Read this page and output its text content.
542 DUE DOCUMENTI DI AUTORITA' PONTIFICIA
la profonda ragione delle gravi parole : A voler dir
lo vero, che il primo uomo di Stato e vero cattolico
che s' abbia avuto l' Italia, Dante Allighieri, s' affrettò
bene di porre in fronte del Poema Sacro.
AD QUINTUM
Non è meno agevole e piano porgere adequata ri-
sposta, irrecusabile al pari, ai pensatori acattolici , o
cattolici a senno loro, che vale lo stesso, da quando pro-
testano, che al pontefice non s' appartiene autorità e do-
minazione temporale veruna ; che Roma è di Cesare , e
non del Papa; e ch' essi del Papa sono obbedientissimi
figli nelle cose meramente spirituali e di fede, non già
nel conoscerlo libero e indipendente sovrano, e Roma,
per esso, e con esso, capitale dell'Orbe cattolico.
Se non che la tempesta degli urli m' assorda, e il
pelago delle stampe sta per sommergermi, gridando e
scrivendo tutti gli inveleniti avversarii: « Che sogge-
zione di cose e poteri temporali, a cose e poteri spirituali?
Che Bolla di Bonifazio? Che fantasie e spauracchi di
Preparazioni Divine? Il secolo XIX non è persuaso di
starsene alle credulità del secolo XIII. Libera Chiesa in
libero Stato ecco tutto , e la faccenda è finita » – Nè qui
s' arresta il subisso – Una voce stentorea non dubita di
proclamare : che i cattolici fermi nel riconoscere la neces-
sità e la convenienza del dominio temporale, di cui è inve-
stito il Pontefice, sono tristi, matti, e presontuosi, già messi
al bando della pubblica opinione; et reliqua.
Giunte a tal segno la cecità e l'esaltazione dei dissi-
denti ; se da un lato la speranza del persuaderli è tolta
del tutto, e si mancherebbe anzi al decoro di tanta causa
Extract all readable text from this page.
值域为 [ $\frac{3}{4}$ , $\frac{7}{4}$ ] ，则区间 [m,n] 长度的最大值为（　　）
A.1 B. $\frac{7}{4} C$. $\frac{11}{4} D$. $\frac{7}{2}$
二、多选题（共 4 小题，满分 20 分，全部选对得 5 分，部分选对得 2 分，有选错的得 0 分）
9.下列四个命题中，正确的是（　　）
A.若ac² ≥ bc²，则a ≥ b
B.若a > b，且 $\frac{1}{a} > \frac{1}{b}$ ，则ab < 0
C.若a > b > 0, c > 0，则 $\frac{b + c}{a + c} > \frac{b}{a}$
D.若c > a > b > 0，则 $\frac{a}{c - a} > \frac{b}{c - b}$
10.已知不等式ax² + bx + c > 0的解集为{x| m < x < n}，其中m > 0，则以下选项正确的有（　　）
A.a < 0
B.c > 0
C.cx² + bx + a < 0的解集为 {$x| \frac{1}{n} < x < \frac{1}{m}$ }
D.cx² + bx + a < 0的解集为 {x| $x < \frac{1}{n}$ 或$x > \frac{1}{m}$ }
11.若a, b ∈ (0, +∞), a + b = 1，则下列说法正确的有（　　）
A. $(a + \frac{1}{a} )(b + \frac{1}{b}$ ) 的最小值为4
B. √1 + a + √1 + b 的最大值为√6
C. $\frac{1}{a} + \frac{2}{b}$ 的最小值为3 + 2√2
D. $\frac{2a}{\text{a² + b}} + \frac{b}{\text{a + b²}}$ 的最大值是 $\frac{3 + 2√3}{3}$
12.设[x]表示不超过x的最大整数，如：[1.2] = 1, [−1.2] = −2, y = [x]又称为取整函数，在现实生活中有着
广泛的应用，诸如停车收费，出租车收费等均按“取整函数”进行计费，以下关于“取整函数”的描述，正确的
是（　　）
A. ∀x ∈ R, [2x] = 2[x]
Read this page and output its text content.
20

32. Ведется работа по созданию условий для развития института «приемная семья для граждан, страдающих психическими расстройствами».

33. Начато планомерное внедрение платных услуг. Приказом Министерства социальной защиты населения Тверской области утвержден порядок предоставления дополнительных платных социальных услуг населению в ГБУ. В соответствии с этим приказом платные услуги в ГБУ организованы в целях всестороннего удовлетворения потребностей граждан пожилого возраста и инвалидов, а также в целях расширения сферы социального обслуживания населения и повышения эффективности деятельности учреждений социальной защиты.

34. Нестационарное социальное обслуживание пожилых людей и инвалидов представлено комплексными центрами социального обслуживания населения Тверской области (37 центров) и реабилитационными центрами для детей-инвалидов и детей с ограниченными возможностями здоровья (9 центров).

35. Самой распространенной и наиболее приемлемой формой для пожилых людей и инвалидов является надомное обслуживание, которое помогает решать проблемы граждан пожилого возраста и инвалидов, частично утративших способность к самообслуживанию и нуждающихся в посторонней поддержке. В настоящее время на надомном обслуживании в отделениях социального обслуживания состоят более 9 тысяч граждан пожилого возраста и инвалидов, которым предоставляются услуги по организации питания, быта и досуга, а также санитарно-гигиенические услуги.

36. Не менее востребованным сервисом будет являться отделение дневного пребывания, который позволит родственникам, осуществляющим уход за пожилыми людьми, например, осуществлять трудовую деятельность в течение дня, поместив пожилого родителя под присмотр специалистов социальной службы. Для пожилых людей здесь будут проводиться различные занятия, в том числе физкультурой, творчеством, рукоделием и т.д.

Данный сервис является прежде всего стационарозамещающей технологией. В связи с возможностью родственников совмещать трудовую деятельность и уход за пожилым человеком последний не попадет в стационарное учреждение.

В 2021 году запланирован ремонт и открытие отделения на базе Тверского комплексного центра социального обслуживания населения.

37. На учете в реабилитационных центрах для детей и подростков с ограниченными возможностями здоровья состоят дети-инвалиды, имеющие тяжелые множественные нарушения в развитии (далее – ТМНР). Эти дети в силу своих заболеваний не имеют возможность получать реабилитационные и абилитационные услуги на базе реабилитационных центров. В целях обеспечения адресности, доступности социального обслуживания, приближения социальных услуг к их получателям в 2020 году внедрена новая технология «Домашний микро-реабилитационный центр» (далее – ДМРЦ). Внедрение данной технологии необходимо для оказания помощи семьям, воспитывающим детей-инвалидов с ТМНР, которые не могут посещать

------------------------------------

Return all of the data exactly as it reads.

Read this page and output its text content.
542 DUE DOCUMENTI DI AUTORITA' PONTIFICIA
la profonda ragione delle gravi parole : A voler dir
lo vero, che il primo uomo di Stato e vero cattolico
che s' abbia avuto l' Italia, Dante Allighieri, s' affrettò
bene di porre in fronte del Poema Sacro.
AD QUINTUM
Non è meno agevole e piano porgere adequata ri-
sposta, irrecusabile al pari, ai pensatori acattolici , o
cattolici a senno loro, che vale lo stesso, da quando pro-
testano, che al pontefice non s' appartiene autorità e do-
minazione temporale veruna ; che Roma è di Cesare , e
non del Papa; e ch' essi del Papa sono obbedientissimi
figli nelle cose meramente spirituali e di fede, non già
nel conoscerlo libero e indipendente sovrano, e Roma,
per esso, e con esso, capitale dell'Orbe cattolico.
Se non che la tempesta degli urli m' assorda, e il
pelago delle stampe sta per sommergermi, gridando e
scrivendo tutti gli inveleniti avversarii: « Che sogge-
zione di cose e poteri temporali, a cose e poteri spirituali?
Che Bolla di Bonifazio? Che fantasie e spauracchi di
Preparazioni Divine? Il secolo XIX non è persuaso di
starsene alle credulità del secolo XIII. Libera Chiesa in
libero Stato ecco tutto , e la faccenda è finita » – Nè qui
s' arresta il subisso – Una voce stentorea non dubita di
proclamare : che i cattolici fermi nel riconoscere la neces-
sità e la convenienza del dominio temporale, di cui è inve-
stito il Pontefice, sono tristi, matti, e presontuosi, già messi
al bando della pubblica opinione; et reliqua.
Giunte a tal segno la cecità e l'esaltazione dei dissi-
denti ; se da un lato la speranza del persuaderli è tolta
del tutto, e si mancherebbe anzi al decoro di tanta causa
Extract all readable text from this page.
值域为 [ $\frac{3}{4}$ , $\frac{7}{4}$ ] ，则区间 [m,n] 长度的最大值为（　　）
A.1 B. $\frac{7}{4} C$. $\frac{11}{4} D$. $\frac{7}{2}$
二、多选题（共 4 小题，满分 20 分，全部选对得 5 分，部分选对得 2 分，有选错的得 0 分）
9.下列四个命题中，正确的是（　　）
A.若ac² ≥ bc²，则a ≥ b
B.若a > b，且 $\frac{1}{a} > \frac{1}{b}$ ，则ab < 0
C.若a > b > 0, c > 0，则 $\frac{b + c}{a + c} > \frac{b}{a}$
D.若c > a > b > 0，则 $\frac{a}{c - a} > \frac{b}{c - b}$
10.已知不等式ax² + bx + c > 0的解集为{x| m < x < n}，其中m > 0，则以下选项正确的有（　　）
A.a < 0
B.c > 0
C.cx² + bx + a < 0的解集为 {$x| \frac{1}{n} < x < \frac{1}{m}$ }
D.cx² + bx + a < 0的解集为 {x| $x < \frac{1}{n}$ 或$x > \frac{1}{m}$ }
11.若a, b ∈ (0, +∞), a + b = 1，则下列说法正确的有（　　）
A. $(a + \frac{1}{a} )(b + \frac{1}{b}$ ) 的最小值为4
B. √1 + a + √1 + b 的最大值为√6
C. $\frac{1}{a} + \frac{2}{b}$ 的最小值为3 + 2√2
D. $\frac{2a}{\text{a² + b}} + \frac{b}{\text{a + b²}}$ 的最大值是 $\frac{3 + 2√3}{3}$
12.设[x]表示不超过x的最大整数，如：[1.2] = 1, [−1.2] = −2, y = [x]又称为取整函数，在现实生活中有着
广泛的应用，诸如停车收费，出租车收费等均按“取整函数”进行计费，以下关于“取整函数”的描述，正确的
是（　　）
A. ∀x ∈ R, [2x] = 2[x]
Read this page and output its text content.
20

32. Ведется работа по созданию условий для развития института «приемная семья для граждан, страдающих психическими расстройствами».

33. Начато планомерное внедрение платных услуг. Приказом Министерства социальной защиты населения Тверской области утвержден порядок предоставления дополнительных платных социальных услуг населению в ГБУ. В соответствии с этим приказом платные услуги в ГБУ организованы в целях всестороннего удовлетворения потребностей граждан пожилого возраста и инвалидов, а также в целях расширения сферы социального обслуживания населения и повышения эффективности деятельности учреждений социальной защиты.

34. Нестационарное социальное обслуживание пожилых людей и инвалидов представлено комплексными центрами социального обслуживания населения Тверской области (37 центров) и реабилитационными центрами для детей-инвалидов и детей с ограниченными возможностями здоровья (9 центров).

35. Самой распространенной и наиболее приемлемой формой для пожилых людей и инвалидов является надомное обслуживание, которое помогает решать проблемы граждан пожилого возраста и инвалидов, частично утративших способность к самообслуживанию и нуждающихся в посторонней поддержке. В настоящее время на надомном обслуживании в отделениях социального обслуживания состоят более 9 тысяч граждан пожилого возраста и инвалидов, которым предоставляются услуги по организации питания, быта и досуга, а также санитарно-гигиенические услуги.

36. Не менее востребованным сервисом будет являться отделение дневного пребывания, который позволит родственникам, осуществляющим уход за пожилыми людьми, например, осуществлять трудовую деятельность в течение дня, поместив пожилого родителя под присмотр специалистов социальной службы. Для пожилых людей здесь будут проводиться различные занятия, в том числе физкультурой, творчеством, рукоделием и т.д.

Данный сервис является прежде всего стационарозамещающей технологией. В связи с возможностью родственников совмещать трудовую деятельность и уход за пожилым человеком последний не попадет в стационарное учреждение.

В 2021 году запланирован ремонт и открытие отделения на базе Тверского комплексного центра социального обслуживания населения.

37. На учете в реабилитационных центрах для детей и подростков с ограниченными возможностями здоровья состоят дети-инвалиды, имеющие тяжелые множественные нарушения в развитии (далее – ТМНР). Эти дети в силу своих заболеваний не имеют возможность получать реабилитационные и абилитационные услуги на базе реабилитационных центров. В целях обеспечения адресности, доступности социального обслуживания, приближения социальных услуг к их получателям в 2020 году внедрена новая технология «Домашний микро-реабилитационный центр» (далее – ДМРЦ). Внедрение данной технологии необходимо для оказания помощи семьям, воспитывающим детей-инвалидов с ТМНР, которые не могут посещать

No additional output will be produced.